--- start Entries supplied ---
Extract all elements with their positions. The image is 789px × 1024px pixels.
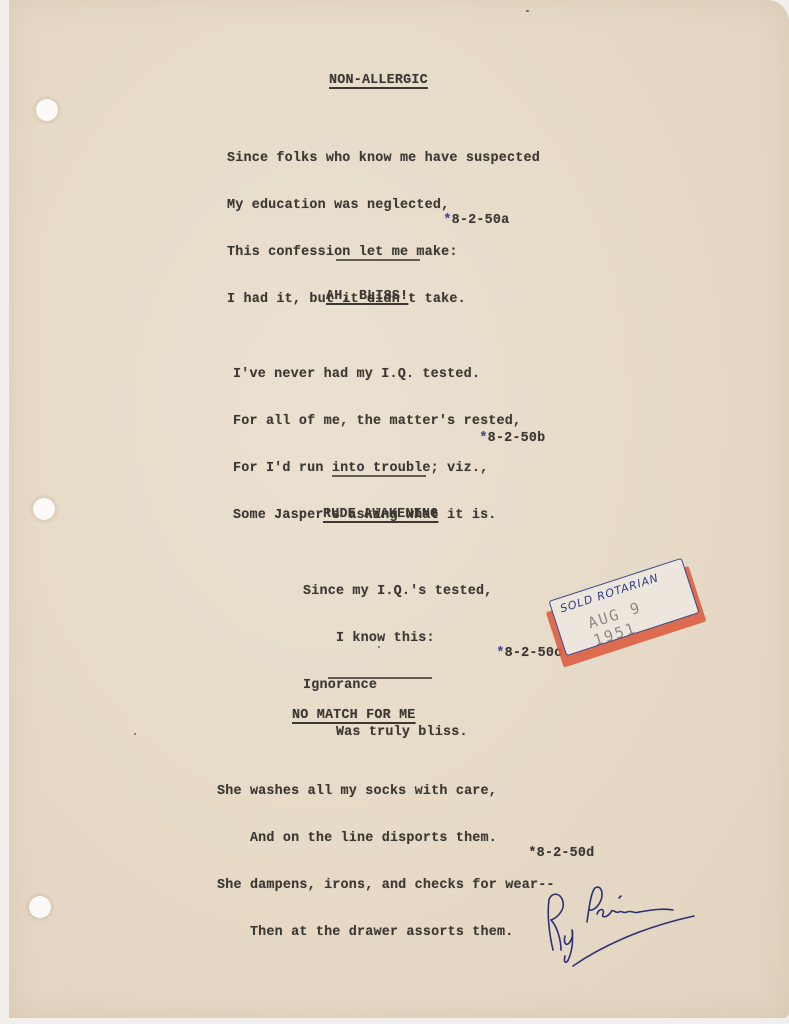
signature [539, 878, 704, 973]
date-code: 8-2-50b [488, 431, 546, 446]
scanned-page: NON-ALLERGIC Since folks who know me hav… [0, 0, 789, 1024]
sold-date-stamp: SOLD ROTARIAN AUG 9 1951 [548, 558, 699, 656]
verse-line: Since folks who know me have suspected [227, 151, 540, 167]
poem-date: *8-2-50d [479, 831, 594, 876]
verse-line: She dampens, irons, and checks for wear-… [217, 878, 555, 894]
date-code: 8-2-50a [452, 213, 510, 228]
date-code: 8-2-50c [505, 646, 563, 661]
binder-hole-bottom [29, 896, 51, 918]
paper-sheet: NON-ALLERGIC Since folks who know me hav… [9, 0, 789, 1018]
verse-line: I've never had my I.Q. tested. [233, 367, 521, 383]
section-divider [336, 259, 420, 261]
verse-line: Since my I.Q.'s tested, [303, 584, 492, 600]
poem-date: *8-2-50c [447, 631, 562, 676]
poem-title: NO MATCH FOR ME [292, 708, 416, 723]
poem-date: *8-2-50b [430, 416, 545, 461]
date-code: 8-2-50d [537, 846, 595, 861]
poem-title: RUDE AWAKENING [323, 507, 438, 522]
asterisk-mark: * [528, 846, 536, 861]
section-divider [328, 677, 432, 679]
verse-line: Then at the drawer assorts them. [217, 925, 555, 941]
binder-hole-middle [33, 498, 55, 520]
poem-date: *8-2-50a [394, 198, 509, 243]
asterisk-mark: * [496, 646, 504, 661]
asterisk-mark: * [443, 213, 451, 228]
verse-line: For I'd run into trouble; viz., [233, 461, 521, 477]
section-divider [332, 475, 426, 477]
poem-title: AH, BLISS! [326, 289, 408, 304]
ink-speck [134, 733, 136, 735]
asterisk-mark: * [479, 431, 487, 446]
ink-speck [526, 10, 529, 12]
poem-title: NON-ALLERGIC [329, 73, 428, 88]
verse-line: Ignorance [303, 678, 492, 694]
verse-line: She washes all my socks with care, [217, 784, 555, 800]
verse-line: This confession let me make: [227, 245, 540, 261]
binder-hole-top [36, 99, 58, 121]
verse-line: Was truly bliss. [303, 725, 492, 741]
--- end Entries supplied ---
◆ Job ◆
Please copy the listing above word for word, leaving out the picture.

◆ Response to this task ◆
Extract all elements with their positions. The image is 789px × 1024px pixels.
signature [539, 878, 704, 973]
date-code: 8-2-50b [488, 431, 546, 446]
scanned-page: NON-ALLERGIC Since folks who know me hav… [0, 0, 789, 1024]
sold-date-stamp: SOLD ROTARIAN AUG 9 1951 [548, 558, 699, 656]
verse-line: Since folks who know me have suspected [227, 151, 540, 167]
poem-date: *8-2-50d [479, 831, 594, 876]
verse-line: She dampens, irons, and checks for wear-… [217, 878, 555, 894]
date-code: 8-2-50a [452, 213, 510, 228]
date-code: 8-2-50c [505, 646, 563, 661]
binder-hole-bottom [29, 896, 51, 918]
paper-sheet: NON-ALLERGIC Since folks who know me hav… [9, 0, 789, 1018]
verse-line: I've never had my I.Q. tested. [233, 367, 521, 383]
section-divider [336, 259, 420, 261]
verse-line: Since my I.Q.'s tested, [303, 584, 492, 600]
poem-date: *8-2-50c [447, 631, 562, 676]
poem-title: NO MATCH FOR ME [292, 708, 416, 723]
poem-date: *8-2-50b [430, 416, 545, 461]
date-code: 8-2-50d [537, 846, 595, 861]
poem-title: RUDE AWAKENING [323, 507, 438, 522]
asterisk-mark: * [528, 846, 536, 861]
section-divider [328, 677, 432, 679]
verse-line: Then at the drawer assorts them. [217, 925, 555, 941]
binder-hole-middle [33, 498, 55, 520]
poem-date: *8-2-50a [394, 198, 509, 243]
asterisk-mark: * [496, 646, 504, 661]
asterisk-mark: * [443, 213, 451, 228]
verse-line: For I'd run into trouble; viz., [233, 461, 521, 477]
section-divider [332, 475, 426, 477]
poem-title: AH, BLISS! [326, 289, 408, 304]
ink-speck [134, 733, 136, 735]
asterisk-mark: * [479, 431, 487, 446]
ink-speck [526, 10, 529, 12]
poem-title: NON-ALLERGIC [329, 73, 428, 88]
verse-line: Ignorance [303, 678, 492, 694]
verse-line: She washes all my socks with care, [217, 784, 555, 800]
verse-line: This confession let me make: [227, 245, 540, 261]
binder-hole-top [36, 99, 58, 121]
verse-line: Was truly bliss. [303, 725, 492, 741]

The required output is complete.